# Exercise details
Every line below that contains "JSON" is to be copied.
— begin Entries shown —
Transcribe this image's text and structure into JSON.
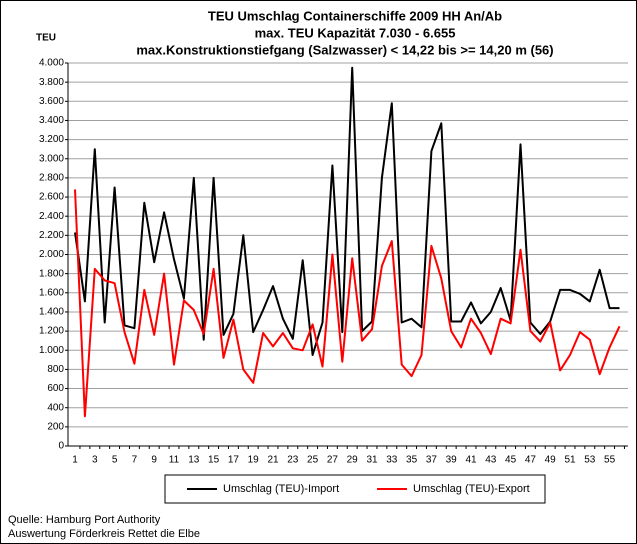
{
  "chart_data": {
    "type": "line",
    "title": [
      "TEU Umschlag Containerschiffe 2009 HH An/Ab",
      "max. TEU Kapazität  7.030 - 6.655",
      "max.Konstruktionstiefgang (Salzwasser) < 14,22  bis >= 14,20 m (56)"
    ],
    "ylabel": "TEU",
    "categories": [
      1,
      null,
      3,
      null,
      5,
      null,
      7,
      null,
      9,
      null,
      11,
      null,
      13,
      null,
      15,
      null,
      17,
      null,
      19,
      null,
      21,
      null,
      23,
      null,
      25,
      null,
      27,
      null,
      29,
      null,
      31,
      null,
      33,
      null,
      35,
      null,
      37,
      null,
      39,
      null,
      41,
      null,
      43,
      null,
      45,
      null,
      47,
      null,
      49,
      null,
      51,
      null,
      53,
      null,
      55,
      null
    ],
    "series": [
      {
        "name": "Umschlag (TEU)-Import",
        "color": "#000000",
        "values": [
          2230,
          1510,
          3100,
          1290,
          2700,
          1260,
          1230,
          2540,
          1920,
          2440,
          1950,
          1540,
          2800,
          1110,
          2800,
          1160,
          1380,
          2200,
          1190,
          1420,
          1670,
          1330,
          1120,
          1940,
          950,
          1290,
          2930,
          1190,
          3950,
          1200,
          1300,
          2800,
          3580,
          1290,
          1330,
          1240,
          3080,
          3370,
          1300,
          1300,
          1500,
          1280,
          1400,
          1650,
          1310,
          3150,
          1290,
          1170,
          1300,
          1630,
          1630,
          1590,
          1510,
          1840,
          1440,
          1440
        ]
      },
      {
        "name": "Umschlag (TEU)-Export",
        "color": "#ff0000",
        "values": [
          2680,
          310,
          1850,
          1730,
          1700,
          1190,
          860,
          1630,
          1160,
          1800,
          850,
          1520,
          1420,
          1170,
          1850,
          920,
          1320,
          800,
          660,
          1180,
          1040,
          1180,
          1020,
          1000,
          1270,
          830,
          2000,
          880,
          1960,
          1100,
          1220,
          1880,
          2140,
          850,
          730,
          950,
          2090,
          1750,
          1200,
          1030,
          1330,
          1180,
          960,
          1330,
          1280,
          2050,
          1200,
          1090,
          1290,
          790,
          950,
          1190,
          1110,
          750,
          1030,
          1250
        ]
      }
    ],
    "ylim": [
      0,
      4000
    ],
    "yticks": [
      0,
      200,
      400,
      600,
      800,
      {
        "value": 1000,
        "label": "1.000"
      },
      {
        "value": 1200,
        "label": "1.200"
      },
      {
        "value": 1400,
        "label": "1.400"
      },
      {
        "value": 1600,
        "label": "1.600"
      },
      {
        "value": 1800,
        "label": "1.800"
      },
      {
        "value": 2000,
        "label": "2.000"
      },
      {
        "value": 2200,
        "label": "2.200"
      },
      {
        "value": 2400,
        "label": "2.400"
      },
      {
        "value": 2600,
        "label": "2.600"
      },
      {
        "value": 2800,
        "label": "2.800"
      },
      {
        "value": 3000,
        "label": "3.000"
      },
      {
        "value": 3200,
        "label": "3.200"
      },
      {
        "value": 3400,
        "label": "3.400"
      },
      {
        "value": 3600,
        "label": "3.600"
      },
      {
        "value": 3800,
        "label": "3.800"
      },
      {
        "value": 4000,
        "label": "4.000"
      }
    ],
    "grid": true,
    "legend": "bottom",
    "source": [
      "Quelle: Hamburg Port Authority",
      "Auswertung Förderkreis Rettet die Elbe"
    ]
  }
}
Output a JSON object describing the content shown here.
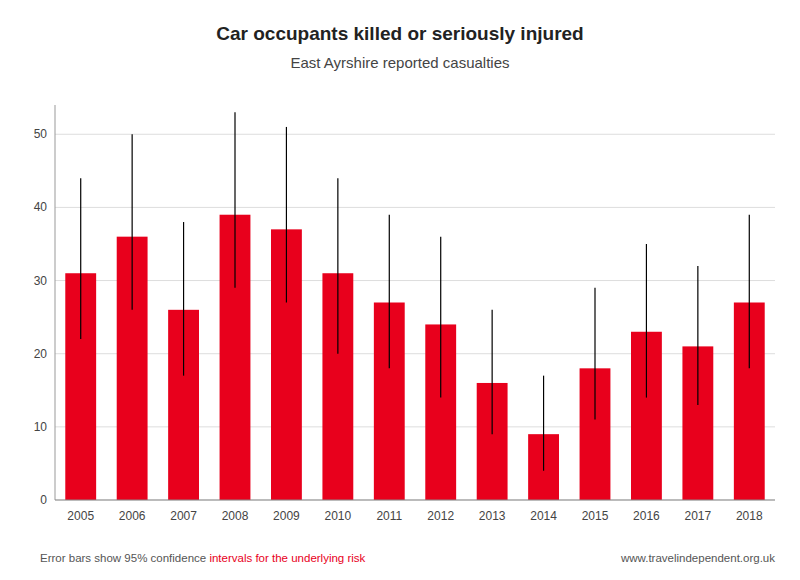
{
  "chart_data": {
    "type": "bar",
    "title": "Car occupants killed or seriously injured",
    "subtitle": "East Ayrshire reported casualties",
    "categories": [
      "2005",
      "2006",
      "2007",
      "2008",
      "2009",
      "2010",
      "2011",
      "2012",
      "2013",
      "2014",
      "2015",
      "2016",
      "2017",
      "2018"
    ],
    "values": [
      31,
      36,
      26,
      39,
      37,
      31,
      27,
      24,
      16,
      9,
      18,
      23,
      21,
      27
    ],
    "ci_upper": [
      44,
      50,
      38,
      53,
      51,
      44,
      39,
      36,
      26,
      17,
      29,
      35,
      32,
      39
    ],
    "ci_lower": [
      22,
      26,
      17,
      29,
      27,
      20,
      18,
      14,
      9,
      4,
      11,
      14,
      13,
      18
    ],
    "color": "#e8001c",
    "ylim": [
      0,
      54
    ],
    "yticks": [
      0,
      10,
      20,
      30,
      40,
      50
    ],
    "grid": true,
    "annotations": [
      {
        "text": "Error bars show 95% confidence ",
        "color": "#555555"
      },
      {
        "text": "intervals for the underlying risk",
        "color": "#e8001c"
      },
      {
        "text": "www.travelindependent.org.uk",
        "color": "#555555"
      }
    ]
  }
}
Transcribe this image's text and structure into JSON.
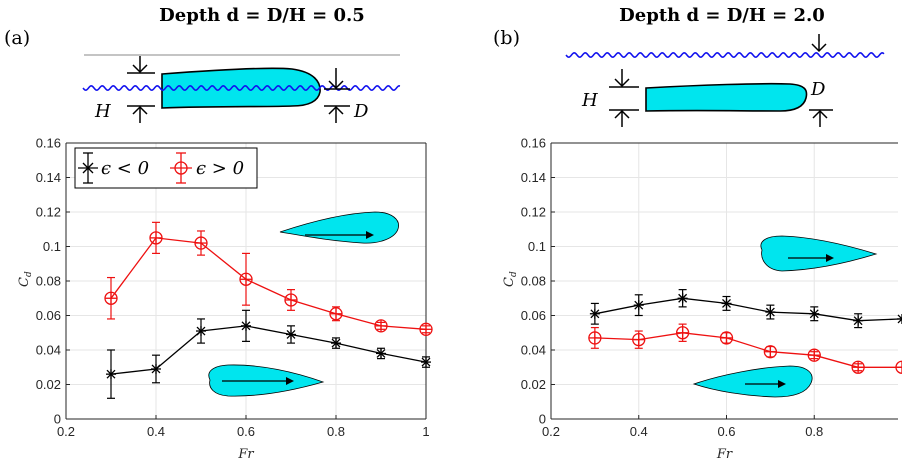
{
  "colors": {
    "series_neg": "#000000",
    "series_pos": "#ee1111",
    "foil_fill": "#00e5ee",
    "wave": "#1111ee",
    "grid": "#e6e6e6"
  },
  "panels": [
    {
      "label": "(a)",
      "title": "Depth d = D/H = 0.5",
      "schematic": {
        "H": "H",
        "D": "D"
      }
    },
    {
      "label": "(b)",
      "title": "Depth d = D/H = 2.0",
      "schematic": {
        "H": "H",
        "D": "D"
      }
    }
  ],
  "legend": {
    "items": [
      "ϵ < 0",
      "ϵ > 0"
    ],
    "placement": "top-left"
  },
  "chart_data": [
    {
      "type": "line",
      "panel": "(a)",
      "xlabel": "Fr",
      "ylabel": "C_d",
      "xlim": [
        0.2,
        1.0
      ],
      "ylim": [
        0,
        0.16
      ],
      "xticks": [
        "0.2",
        "0.4",
        "0.6",
        "0.8",
        "1"
      ],
      "yticks": [
        "0",
        "0.02",
        "0.04",
        "0.06",
        "0.08",
        "0.1",
        "0.12",
        "0.14",
        "0.16"
      ],
      "grid": true,
      "series": [
        {
          "name": "ϵ < 0",
          "marker": "star",
          "color": "#000000",
          "x": [
            0.3,
            0.4,
            0.5,
            0.6,
            0.7,
            0.8,
            0.9,
            1.0
          ],
          "y": [
            0.026,
            0.029,
            0.051,
            0.054,
            0.049,
            0.044,
            0.038,
            0.033
          ],
          "err": [
            0.014,
            0.008,
            0.007,
            0.009,
            0.005,
            0.003,
            0.003,
            0.003
          ]
        },
        {
          "name": "ϵ > 0",
          "marker": "circle-plus",
          "color": "#ee1111",
          "x": [
            0.3,
            0.4,
            0.5,
            0.6,
            0.7,
            0.8,
            0.9,
            1.0
          ],
          "y": [
            0.07,
            0.105,
            0.102,
            0.081,
            0.069,
            0.061,
            0.054,
            0.052
          ],
          "err": [
            0.012,
            0.009,
            0.007,
            0.015,
            0.006,
            0.004,
            0.002,
            0.002
          ]
        }
      ]
    },
    {
      "type": "line",
      "panel": "(b)",
      "xlabel": "Fr",
      "ylabel": "C_d",
      "xlim": [
        0.2,
        1.0
      ],
      "ylim": [
        0,
        0.16
      ],
      "xticks": [
        "0.2",
        "0.4",
        "0.6",
        "0.8"
      ],
      "yticks": [
        "0",
        "0.02",
        "0.04",
        "0.06",
        "0.08",
        "0.1",
        "0.12",
        "0.14",
        "0.16"
      ],
      "grid": true,
      "series": [
        {
          "name": "ϵ < 0",
          "marker": "star",
          "color": "#000000",
          "x": [
            0.3,
            0.4,
            0.5,
            0.6,
            0.7,
            0.8,
            0.9,
            1.0
          ],
          "y": [
            0.061,
            0.066,
            0.07,
            0.067,
            0.062,
            0.061,
            0.057,
            0.058
          ],
          "err": [
            0.006,
            0.006,
            0.005,
            0.004,
            0.004,
            0.004,
            0.004,
            0.0
          ]
        },
        {
          "name": "ϵ > 0",
          "marker": "circle-plus",
          "color": "#ee1111",
          "x": [
            0.3,
            0.4,
            0.5,
            0.6,
            0.7,
            0.8,
            0.9,
            1.0
          ],
          "y": [
            0.047,
            0.046,
            0.05,
            0.047,
            0.039,
            0.037,
            0.03,
            0.03
          ],
          "err": [
            0.006,
            0.005,
            0.005,
            0.003,
            0.003,
            0.002,
            0.002,
            0.0
          ]
        }
      ]
    }
  ]
}
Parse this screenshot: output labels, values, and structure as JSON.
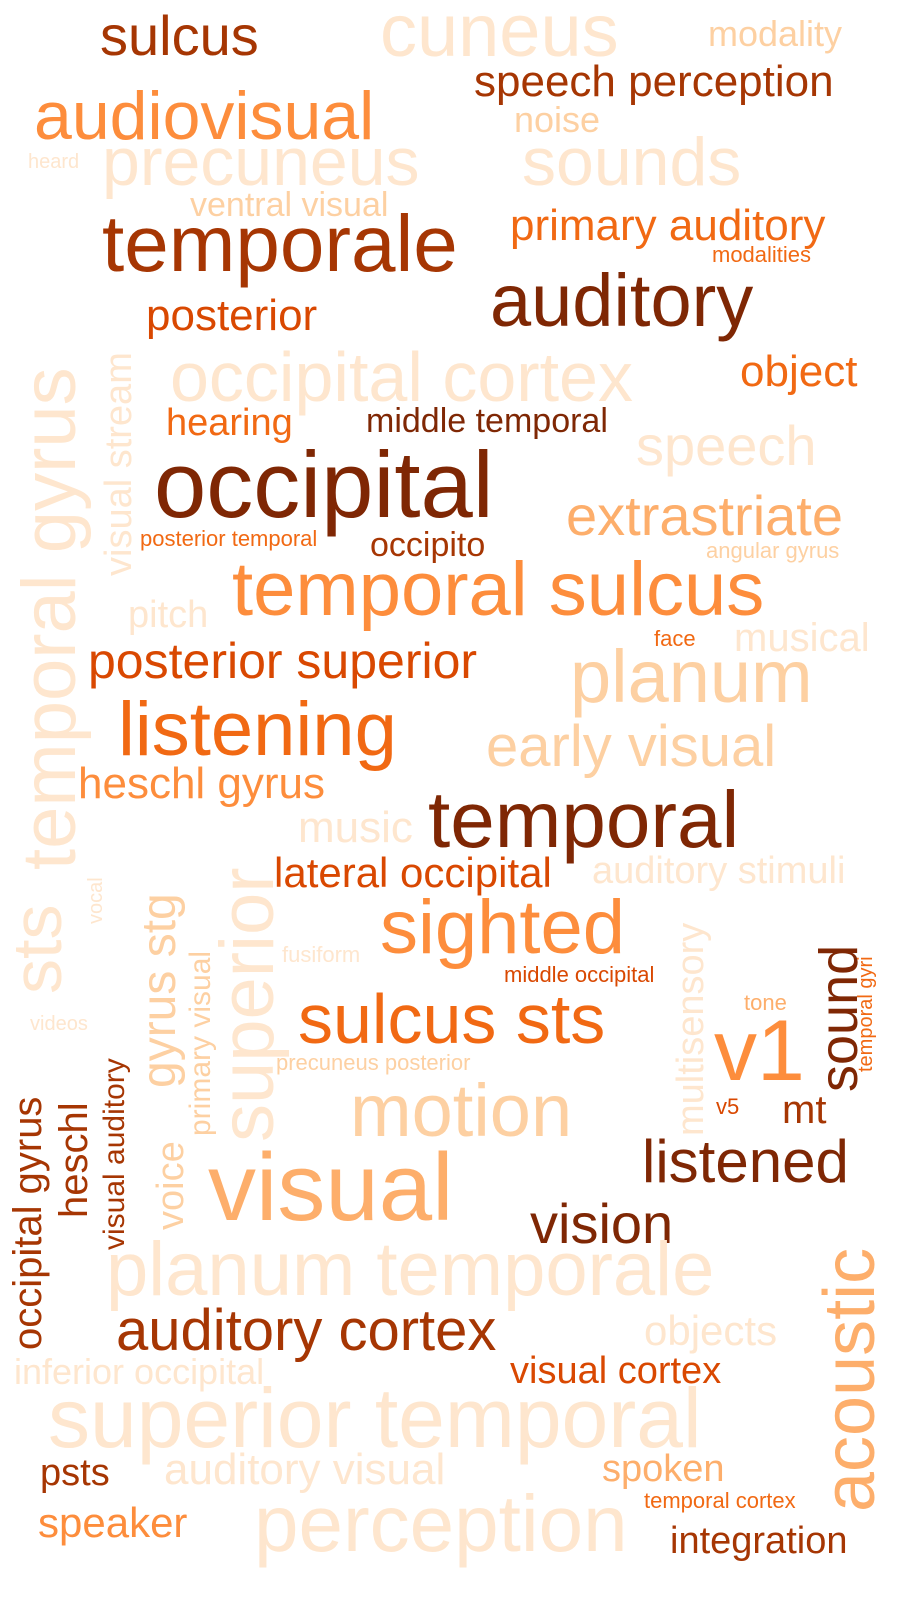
— end Entries shown —
# Answer in full
Transcribe this image's text and structure into JSON.
Output a JSON object describing the content shown here.
Transcribe this image's text and structure into JSON.
Parse this screenshot: output labels, values, and structure as JSON.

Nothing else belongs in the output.